THE RECORDS:
******************************
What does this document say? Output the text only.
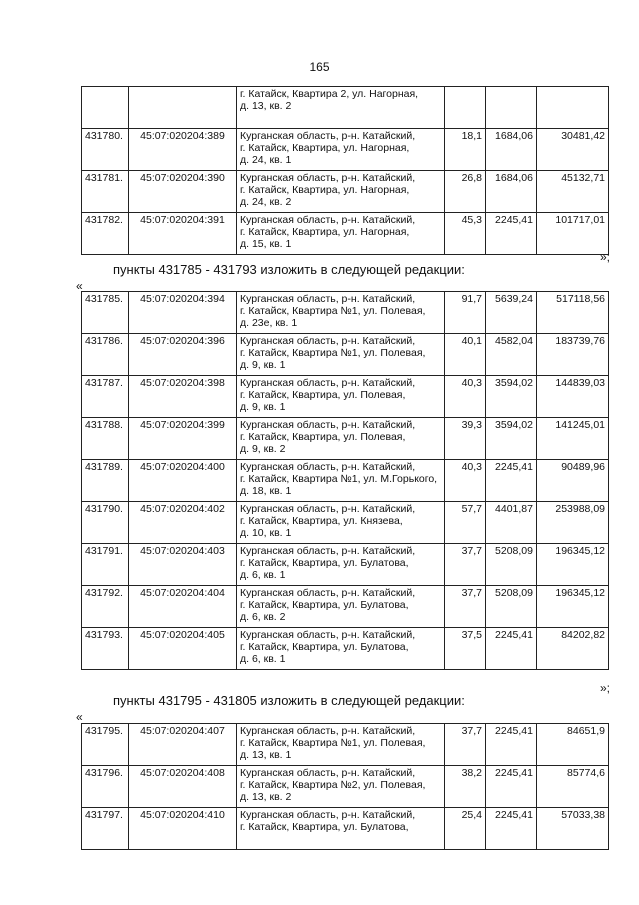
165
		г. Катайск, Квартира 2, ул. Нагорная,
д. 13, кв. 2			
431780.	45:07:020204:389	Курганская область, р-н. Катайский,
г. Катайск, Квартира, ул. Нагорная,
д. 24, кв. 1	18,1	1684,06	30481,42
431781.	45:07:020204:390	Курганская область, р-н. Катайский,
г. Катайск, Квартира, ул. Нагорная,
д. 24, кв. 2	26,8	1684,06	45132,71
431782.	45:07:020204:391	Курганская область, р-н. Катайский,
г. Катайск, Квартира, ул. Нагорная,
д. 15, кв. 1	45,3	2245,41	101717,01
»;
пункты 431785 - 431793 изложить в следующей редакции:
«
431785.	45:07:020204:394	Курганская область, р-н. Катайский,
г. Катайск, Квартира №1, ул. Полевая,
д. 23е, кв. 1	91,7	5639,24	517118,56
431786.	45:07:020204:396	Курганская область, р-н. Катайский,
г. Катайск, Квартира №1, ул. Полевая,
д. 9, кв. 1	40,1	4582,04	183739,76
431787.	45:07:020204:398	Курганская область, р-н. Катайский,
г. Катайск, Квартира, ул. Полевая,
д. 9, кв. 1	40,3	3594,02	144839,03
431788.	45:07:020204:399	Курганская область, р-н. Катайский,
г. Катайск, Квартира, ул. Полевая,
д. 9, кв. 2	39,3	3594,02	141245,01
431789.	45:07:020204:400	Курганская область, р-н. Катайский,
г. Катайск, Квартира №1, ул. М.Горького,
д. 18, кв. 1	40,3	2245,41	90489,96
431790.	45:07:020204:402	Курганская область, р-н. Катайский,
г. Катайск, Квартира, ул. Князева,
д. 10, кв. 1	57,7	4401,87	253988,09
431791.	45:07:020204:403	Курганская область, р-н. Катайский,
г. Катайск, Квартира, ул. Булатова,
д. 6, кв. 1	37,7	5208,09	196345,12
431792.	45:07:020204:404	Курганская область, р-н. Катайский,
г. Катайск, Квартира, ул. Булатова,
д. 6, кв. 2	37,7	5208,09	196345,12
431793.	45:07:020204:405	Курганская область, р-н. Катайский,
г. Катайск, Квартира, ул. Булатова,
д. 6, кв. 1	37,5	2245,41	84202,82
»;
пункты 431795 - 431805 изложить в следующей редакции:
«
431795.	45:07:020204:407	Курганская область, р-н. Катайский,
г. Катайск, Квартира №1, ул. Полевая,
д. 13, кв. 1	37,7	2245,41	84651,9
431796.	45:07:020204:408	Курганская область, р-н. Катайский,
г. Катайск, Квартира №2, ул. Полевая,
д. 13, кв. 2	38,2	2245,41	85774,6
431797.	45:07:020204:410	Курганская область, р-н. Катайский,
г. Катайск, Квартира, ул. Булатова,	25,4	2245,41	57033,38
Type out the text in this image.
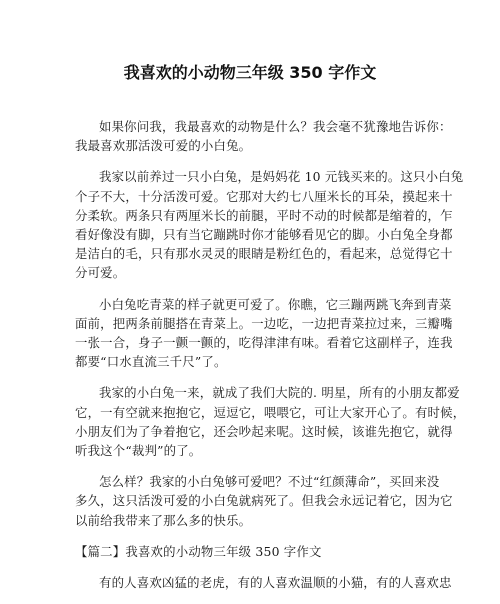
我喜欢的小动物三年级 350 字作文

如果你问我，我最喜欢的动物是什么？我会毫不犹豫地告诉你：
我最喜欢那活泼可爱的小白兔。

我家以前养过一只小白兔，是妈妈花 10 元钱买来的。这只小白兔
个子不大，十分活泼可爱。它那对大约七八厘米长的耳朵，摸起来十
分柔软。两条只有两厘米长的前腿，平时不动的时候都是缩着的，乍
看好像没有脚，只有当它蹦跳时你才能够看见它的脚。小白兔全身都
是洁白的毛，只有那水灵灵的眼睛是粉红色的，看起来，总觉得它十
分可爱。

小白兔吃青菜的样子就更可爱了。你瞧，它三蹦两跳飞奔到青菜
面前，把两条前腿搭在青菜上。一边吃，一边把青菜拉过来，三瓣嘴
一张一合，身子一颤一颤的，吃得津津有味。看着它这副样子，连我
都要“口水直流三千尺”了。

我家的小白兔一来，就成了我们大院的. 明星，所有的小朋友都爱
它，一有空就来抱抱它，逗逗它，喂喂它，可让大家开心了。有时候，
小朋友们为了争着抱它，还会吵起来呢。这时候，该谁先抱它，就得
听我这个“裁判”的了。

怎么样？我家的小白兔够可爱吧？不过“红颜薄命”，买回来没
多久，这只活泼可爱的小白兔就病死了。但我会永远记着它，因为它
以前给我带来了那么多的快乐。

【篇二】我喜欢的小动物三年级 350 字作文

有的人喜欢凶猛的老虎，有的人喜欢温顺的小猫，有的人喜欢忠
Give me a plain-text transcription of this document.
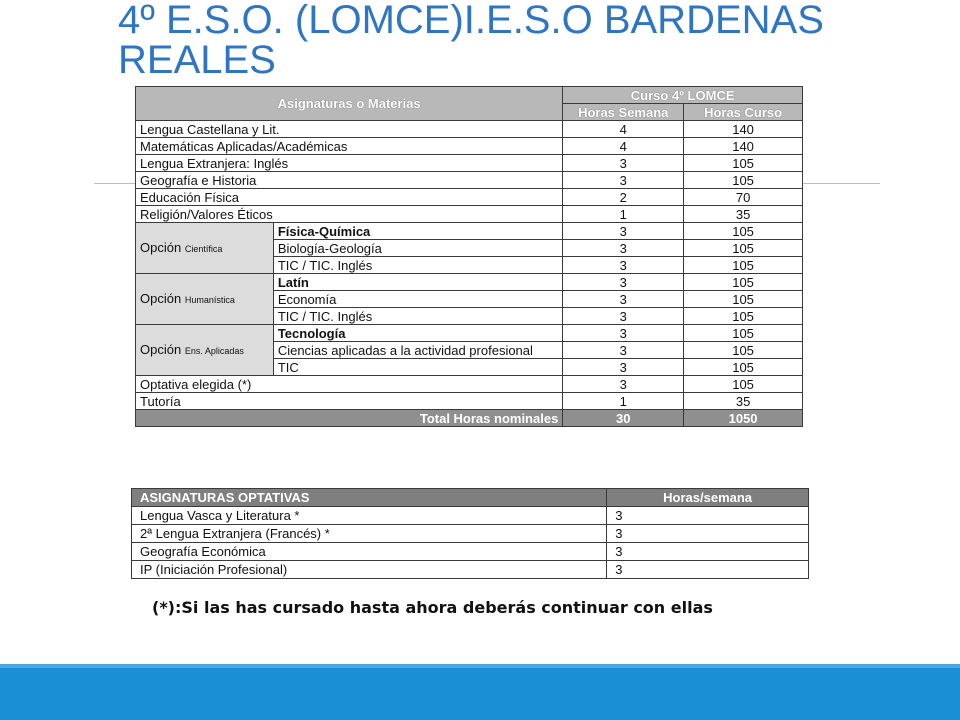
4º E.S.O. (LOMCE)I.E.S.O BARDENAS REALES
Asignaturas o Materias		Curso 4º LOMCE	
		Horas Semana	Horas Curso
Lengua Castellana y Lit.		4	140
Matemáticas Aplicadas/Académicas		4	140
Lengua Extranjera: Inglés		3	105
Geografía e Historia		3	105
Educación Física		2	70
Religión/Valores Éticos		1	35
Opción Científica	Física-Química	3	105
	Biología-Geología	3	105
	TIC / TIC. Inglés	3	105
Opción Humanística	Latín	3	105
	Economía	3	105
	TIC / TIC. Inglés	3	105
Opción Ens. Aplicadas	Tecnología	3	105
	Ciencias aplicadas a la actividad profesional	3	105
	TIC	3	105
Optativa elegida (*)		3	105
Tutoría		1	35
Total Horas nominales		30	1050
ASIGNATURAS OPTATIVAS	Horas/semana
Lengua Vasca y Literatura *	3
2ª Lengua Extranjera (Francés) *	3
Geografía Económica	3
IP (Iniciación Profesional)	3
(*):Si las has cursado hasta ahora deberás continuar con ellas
******************************
JOB: Tally up the lines in the preceding listing that contain the string "изложить". Respond with the number and nothing else.

COMPLETED TASK: 2